+++ DATA LINES

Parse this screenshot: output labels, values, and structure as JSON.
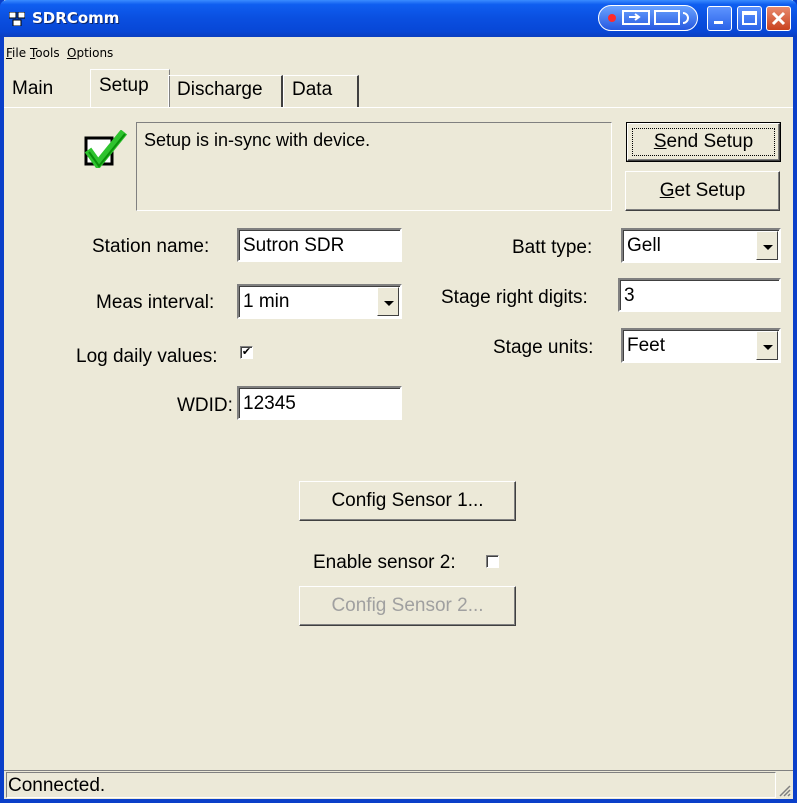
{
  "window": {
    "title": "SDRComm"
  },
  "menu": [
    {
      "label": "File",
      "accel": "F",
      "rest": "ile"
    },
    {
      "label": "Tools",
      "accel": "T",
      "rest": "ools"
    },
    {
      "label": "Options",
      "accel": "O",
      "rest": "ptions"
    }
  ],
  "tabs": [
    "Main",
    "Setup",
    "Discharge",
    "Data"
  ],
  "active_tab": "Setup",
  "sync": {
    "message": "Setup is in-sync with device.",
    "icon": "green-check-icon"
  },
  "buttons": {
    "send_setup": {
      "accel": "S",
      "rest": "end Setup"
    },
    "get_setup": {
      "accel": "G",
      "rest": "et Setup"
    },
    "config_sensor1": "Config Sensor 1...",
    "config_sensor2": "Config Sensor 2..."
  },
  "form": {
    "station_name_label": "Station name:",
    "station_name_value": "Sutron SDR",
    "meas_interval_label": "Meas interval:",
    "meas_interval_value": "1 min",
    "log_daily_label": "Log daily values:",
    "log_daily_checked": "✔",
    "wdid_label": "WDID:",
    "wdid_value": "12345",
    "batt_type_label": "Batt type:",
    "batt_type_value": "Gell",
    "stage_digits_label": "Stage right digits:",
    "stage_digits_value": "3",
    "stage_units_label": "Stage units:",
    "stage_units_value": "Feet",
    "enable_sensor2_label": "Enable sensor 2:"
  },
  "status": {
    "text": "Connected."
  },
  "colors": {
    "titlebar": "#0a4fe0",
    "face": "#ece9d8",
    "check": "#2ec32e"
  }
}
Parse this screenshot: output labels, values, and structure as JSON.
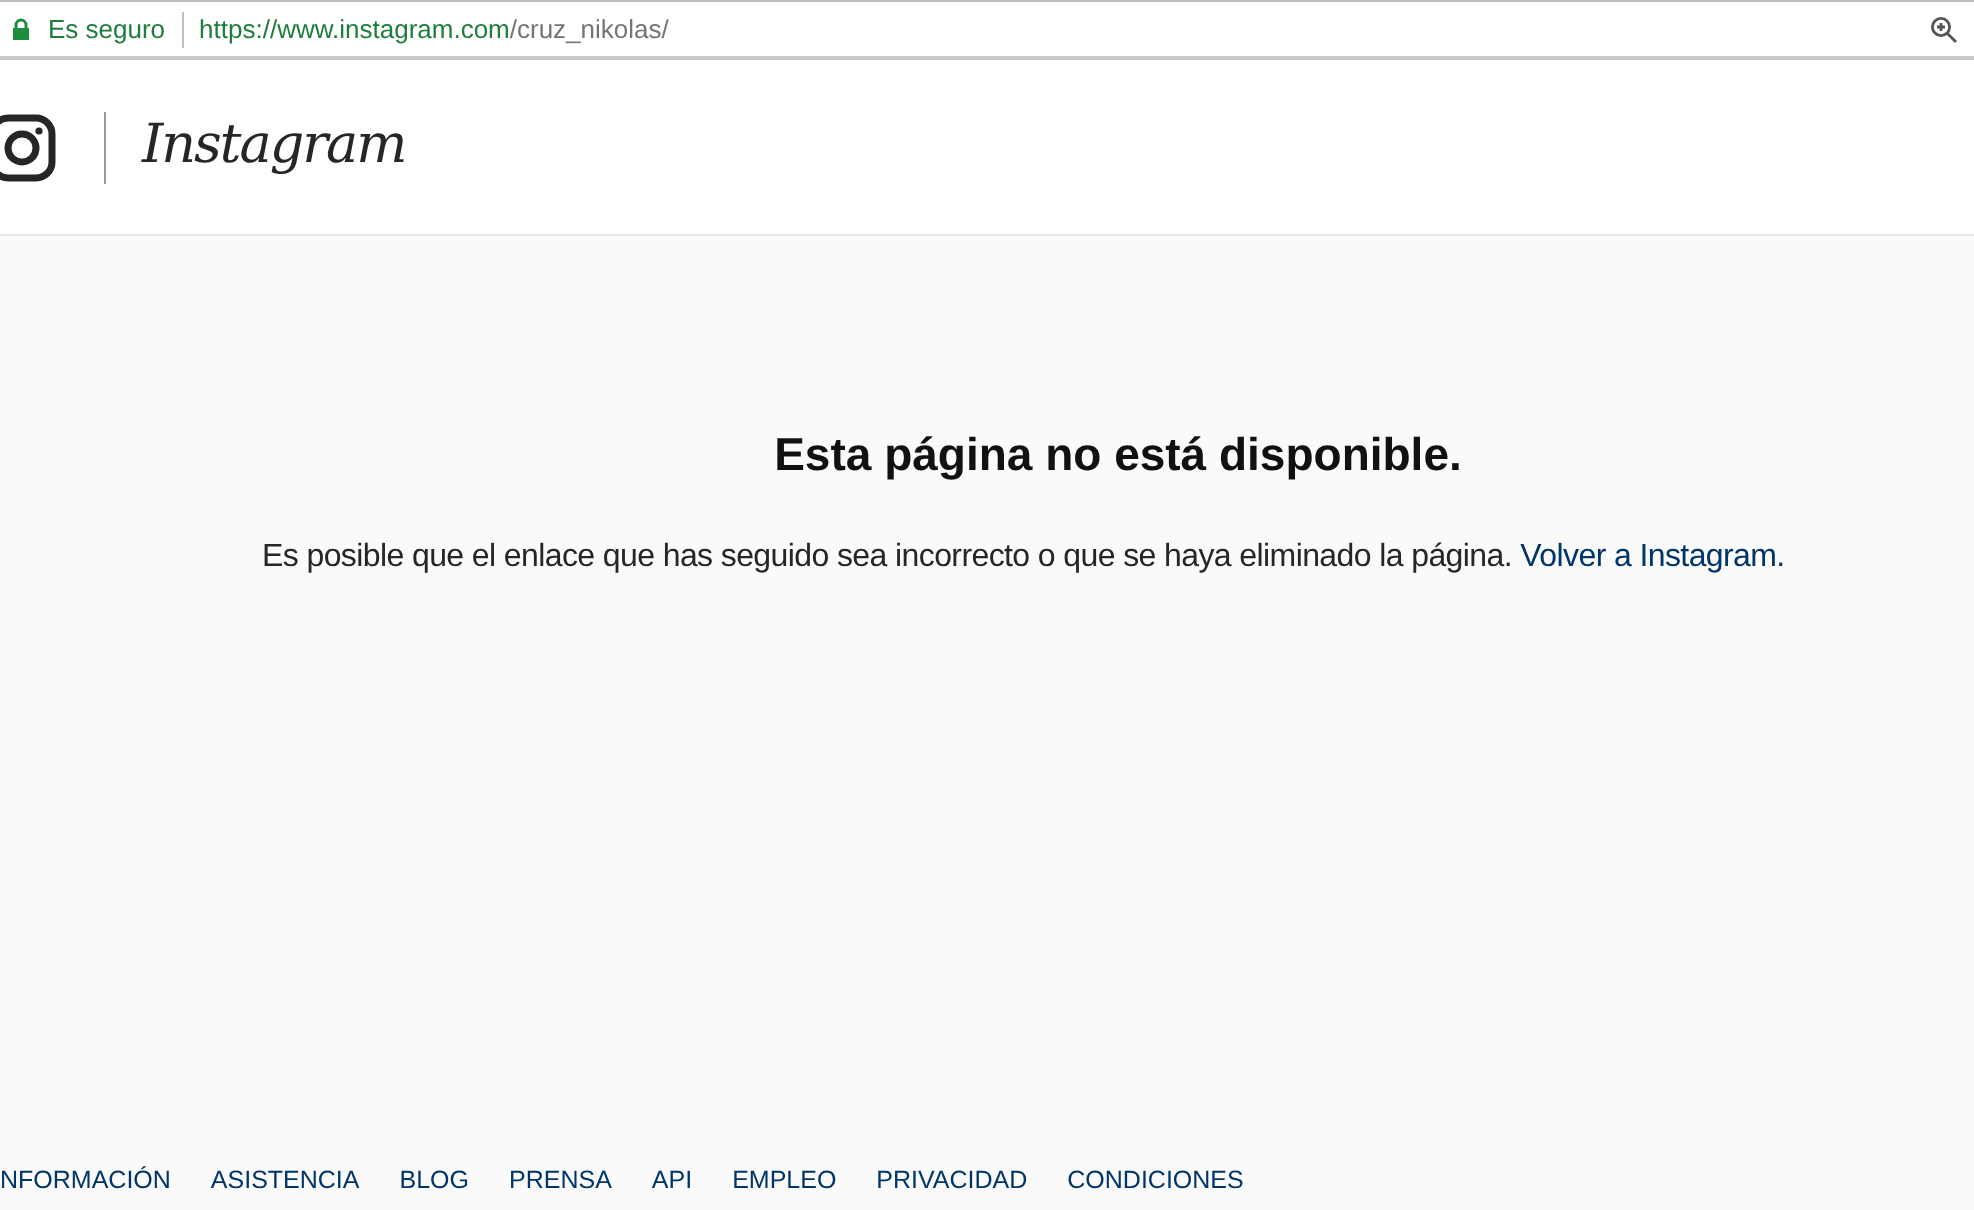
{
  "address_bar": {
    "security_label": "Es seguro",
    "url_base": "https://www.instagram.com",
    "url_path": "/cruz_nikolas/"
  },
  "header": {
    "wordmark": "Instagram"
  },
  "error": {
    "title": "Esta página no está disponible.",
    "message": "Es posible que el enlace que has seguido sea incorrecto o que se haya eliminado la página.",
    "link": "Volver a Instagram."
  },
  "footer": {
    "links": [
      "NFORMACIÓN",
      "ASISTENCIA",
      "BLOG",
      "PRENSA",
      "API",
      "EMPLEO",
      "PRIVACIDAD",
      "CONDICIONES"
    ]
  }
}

++++++

* **WORK TO BE COMPLETED**
Repeat everything in the records precisely. Images are excluded from the copy.

* **RIGHT ANSWER**
Parse this screenshot: output labels, values, and structure as JSON.
{
  "window": {
    "title": "SDRComm"
  },
  "menu": [
    {
      "label": "File",
      "accel": "F",
      "rest": "ile"
    },
    {
      "label": "Tools",
      "accel": "T",
      "rest": "ools"
    },
    {
      "label": "Options",
      "accel": "O",
      "rest": "ptions"
    }
  ],
  "tabs": [
    "Main",
    "Setup",
    "Discharge",
    "Data"
  ],
  "active_tab": "Setup",
  "sync": {
    "message": "Setup is in-sync with device.",
    "icon": "green-check-icon"
  },
  "buttons": {
    "send_setup": {
      "accel": "S",
      "rest": "end Setup"
    },
    "get_setup": {
      "accel": "G",
      "rest": "et Setup"
    },
    "config_sensor1": "Config Sensor 1...",
    "config_sensor2": "Config Sensor 2..."
  },
  "form": {
    "station_name_label": "Station name:",
    "station_name_value": "Sutron SDR",
    "meas_interval_label": "Meas interval:",
    "meas_interval_value": "1 min",
    "log_daily_label": "Log daily values:",
    "log_daily_checked": "✔",
    "wdid_label": "WDID:",
    "wdid_value": "12345",
    "batt_type_label": "Batt type:",
    "batt_type_value": "Gell",
    "stage_digits_label": "Stage right digits:",
    "stage_digits_value": "3",
    "stage_units_label": "Stage units:",
    "stage_units_value": "Feet",
    "enable_sensor2_label": "Enable sensor 2:"
  },
  "status": {
    "text": "Connected."
  },
  "colors": {
    "titlebar": "#0a4fe0",
    "face": "#ece9d8",
    "check": "#2ec32e"
  }
}
Parse this screenshot: output labels, values, and structure as JSON.
{
  "address_bar": {
    "security_label": "Es seguro",
    "url_base": "https://www.instagram.com",
    "url_path": "/cruz_nikolas/"
  },
  "header": {
    "wordmark": "Instagram"
  },
  "error": {
    "title": "Esta página no está disponible.",
    "message": "Es posible que el enlace que has seguido sea incorrecto o que se haya eliminado la página.",
    "link": "Volver a Instagram."
  },
  "footer": {
    "links": [
      "NFORMACIÓN",
      "ASISTENCIA",
      "BLOG",
      "PRENSA",
      "API",
      "EMPLEO",
      "PRIVACIDAD",
      "CONDICIONES"
    ]
  }
}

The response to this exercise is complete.